TASK PROMPT —
From the listing below, extract each line containing the string "práva".

— BEGIN DATASET EXTRACT —

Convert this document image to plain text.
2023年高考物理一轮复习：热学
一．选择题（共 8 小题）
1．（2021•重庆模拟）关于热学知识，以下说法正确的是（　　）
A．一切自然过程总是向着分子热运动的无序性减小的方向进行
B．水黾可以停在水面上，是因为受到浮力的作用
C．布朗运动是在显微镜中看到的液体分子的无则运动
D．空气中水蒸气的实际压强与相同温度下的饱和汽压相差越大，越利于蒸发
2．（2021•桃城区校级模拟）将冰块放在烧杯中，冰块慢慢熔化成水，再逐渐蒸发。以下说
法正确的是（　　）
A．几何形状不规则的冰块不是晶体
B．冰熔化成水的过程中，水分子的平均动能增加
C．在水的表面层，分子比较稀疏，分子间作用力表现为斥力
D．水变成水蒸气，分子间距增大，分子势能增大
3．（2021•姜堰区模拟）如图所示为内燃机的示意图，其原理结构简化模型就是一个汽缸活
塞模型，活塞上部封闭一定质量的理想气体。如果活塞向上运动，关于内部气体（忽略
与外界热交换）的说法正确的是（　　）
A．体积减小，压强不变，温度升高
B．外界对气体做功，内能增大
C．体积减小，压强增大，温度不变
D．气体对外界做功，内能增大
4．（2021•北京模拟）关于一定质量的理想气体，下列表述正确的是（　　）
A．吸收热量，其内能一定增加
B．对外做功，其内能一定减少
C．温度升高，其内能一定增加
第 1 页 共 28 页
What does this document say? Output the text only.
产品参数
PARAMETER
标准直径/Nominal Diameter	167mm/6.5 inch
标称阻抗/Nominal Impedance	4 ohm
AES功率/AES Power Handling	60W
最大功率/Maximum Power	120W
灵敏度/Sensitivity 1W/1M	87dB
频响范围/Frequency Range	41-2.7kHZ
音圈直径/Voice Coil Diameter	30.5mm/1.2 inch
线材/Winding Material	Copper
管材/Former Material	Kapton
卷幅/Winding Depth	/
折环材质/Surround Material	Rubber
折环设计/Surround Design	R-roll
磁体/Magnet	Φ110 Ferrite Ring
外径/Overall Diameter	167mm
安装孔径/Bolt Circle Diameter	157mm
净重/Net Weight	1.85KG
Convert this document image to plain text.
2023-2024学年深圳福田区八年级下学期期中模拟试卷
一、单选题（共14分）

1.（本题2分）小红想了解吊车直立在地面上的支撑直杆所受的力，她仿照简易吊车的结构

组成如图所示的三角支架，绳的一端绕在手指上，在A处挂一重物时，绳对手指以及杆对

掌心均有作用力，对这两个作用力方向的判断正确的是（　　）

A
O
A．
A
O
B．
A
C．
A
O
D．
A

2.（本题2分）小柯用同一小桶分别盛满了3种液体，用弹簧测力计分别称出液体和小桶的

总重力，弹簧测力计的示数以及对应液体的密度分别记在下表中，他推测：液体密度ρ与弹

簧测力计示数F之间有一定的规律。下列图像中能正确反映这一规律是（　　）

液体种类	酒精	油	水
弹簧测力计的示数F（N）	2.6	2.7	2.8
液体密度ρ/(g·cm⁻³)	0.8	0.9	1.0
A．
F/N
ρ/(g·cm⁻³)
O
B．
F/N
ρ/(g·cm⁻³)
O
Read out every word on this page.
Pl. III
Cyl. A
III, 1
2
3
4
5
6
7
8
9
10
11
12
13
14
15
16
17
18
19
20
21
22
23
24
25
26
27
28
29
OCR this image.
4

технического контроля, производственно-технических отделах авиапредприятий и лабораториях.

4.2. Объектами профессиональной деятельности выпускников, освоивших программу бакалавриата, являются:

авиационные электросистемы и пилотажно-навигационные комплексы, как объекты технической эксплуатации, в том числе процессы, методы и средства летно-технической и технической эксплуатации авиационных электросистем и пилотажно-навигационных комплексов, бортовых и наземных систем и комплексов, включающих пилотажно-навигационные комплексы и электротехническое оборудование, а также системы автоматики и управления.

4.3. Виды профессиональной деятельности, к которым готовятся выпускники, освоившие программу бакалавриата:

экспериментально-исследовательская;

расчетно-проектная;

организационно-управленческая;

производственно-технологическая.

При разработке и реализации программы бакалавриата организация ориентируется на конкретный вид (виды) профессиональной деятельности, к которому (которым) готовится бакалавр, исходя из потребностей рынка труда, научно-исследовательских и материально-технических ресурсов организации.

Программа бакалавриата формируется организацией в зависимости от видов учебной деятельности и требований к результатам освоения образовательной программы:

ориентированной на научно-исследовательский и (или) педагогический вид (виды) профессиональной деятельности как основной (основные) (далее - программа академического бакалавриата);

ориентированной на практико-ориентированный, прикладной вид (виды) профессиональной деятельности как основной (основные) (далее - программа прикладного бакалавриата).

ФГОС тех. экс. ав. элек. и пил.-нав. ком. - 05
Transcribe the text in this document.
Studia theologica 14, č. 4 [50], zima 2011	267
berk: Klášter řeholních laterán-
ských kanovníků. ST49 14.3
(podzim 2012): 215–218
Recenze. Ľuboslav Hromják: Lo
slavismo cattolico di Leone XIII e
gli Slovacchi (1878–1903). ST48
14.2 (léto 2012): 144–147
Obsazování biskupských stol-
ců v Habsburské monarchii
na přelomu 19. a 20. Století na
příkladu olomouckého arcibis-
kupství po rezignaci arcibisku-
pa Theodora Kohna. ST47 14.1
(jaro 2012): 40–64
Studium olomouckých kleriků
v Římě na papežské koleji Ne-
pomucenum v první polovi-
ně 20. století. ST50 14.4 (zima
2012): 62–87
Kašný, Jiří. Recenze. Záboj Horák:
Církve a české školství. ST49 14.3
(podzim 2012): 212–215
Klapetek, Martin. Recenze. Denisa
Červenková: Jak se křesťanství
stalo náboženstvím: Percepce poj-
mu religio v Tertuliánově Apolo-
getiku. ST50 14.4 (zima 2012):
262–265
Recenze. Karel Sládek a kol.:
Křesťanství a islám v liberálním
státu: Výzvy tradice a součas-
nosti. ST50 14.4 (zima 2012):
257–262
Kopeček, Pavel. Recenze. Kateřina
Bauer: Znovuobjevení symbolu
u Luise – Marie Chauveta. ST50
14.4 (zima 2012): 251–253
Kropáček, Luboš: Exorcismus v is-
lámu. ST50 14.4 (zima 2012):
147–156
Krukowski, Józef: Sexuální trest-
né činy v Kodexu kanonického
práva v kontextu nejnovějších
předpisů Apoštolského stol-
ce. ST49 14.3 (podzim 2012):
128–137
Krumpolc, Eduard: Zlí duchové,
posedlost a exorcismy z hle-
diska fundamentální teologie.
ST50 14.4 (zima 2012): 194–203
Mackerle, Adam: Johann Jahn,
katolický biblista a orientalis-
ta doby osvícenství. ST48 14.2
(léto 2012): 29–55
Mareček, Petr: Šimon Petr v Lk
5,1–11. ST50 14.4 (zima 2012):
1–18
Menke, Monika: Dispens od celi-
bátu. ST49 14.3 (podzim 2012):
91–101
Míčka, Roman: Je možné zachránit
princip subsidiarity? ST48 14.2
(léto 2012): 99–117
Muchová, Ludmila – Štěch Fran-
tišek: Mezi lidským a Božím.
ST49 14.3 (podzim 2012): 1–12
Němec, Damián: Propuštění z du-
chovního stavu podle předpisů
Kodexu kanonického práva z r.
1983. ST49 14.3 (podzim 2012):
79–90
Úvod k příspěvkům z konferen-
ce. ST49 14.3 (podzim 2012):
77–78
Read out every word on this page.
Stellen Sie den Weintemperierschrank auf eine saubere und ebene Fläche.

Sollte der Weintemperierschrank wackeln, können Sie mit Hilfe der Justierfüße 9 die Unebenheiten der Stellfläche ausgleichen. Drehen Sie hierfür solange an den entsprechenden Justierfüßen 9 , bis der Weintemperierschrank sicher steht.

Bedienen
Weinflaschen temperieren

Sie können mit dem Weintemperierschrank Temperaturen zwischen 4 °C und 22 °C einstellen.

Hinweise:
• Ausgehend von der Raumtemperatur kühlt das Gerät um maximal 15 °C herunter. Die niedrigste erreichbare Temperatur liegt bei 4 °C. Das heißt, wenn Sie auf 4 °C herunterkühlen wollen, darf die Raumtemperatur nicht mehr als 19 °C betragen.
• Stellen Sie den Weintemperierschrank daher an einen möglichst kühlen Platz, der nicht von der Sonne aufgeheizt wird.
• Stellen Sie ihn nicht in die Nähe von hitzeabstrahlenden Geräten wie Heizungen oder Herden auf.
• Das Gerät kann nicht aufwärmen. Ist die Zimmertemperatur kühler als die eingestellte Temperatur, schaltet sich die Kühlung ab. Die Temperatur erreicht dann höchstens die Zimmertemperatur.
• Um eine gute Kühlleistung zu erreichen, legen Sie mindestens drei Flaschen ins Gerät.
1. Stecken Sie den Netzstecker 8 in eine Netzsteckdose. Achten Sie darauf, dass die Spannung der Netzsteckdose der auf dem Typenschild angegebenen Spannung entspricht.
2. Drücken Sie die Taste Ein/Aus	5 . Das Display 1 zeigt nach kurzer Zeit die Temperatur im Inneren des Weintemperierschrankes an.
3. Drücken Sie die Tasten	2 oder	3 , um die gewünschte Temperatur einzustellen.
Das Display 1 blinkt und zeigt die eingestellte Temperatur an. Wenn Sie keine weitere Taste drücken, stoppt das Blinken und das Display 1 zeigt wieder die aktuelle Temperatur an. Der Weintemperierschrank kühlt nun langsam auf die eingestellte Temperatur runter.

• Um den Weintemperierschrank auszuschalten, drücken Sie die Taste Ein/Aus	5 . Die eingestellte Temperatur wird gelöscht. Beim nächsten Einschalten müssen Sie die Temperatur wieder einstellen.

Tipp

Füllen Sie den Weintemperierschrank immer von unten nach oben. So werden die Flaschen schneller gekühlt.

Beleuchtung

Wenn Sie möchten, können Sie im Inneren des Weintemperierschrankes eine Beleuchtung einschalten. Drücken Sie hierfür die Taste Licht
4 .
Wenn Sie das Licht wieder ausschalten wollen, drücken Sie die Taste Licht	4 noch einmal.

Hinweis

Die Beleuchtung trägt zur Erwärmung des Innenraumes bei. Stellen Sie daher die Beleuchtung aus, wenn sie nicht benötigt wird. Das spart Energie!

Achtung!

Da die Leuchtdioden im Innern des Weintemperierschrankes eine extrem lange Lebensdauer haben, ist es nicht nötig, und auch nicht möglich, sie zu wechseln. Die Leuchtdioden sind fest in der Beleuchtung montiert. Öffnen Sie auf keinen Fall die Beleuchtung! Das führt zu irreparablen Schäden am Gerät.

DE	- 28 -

— END DATASET EXTRACT —

EXERCISE OUTPUT —
práva v kontextu nejnovějších
Kodexu kanonického práva z r.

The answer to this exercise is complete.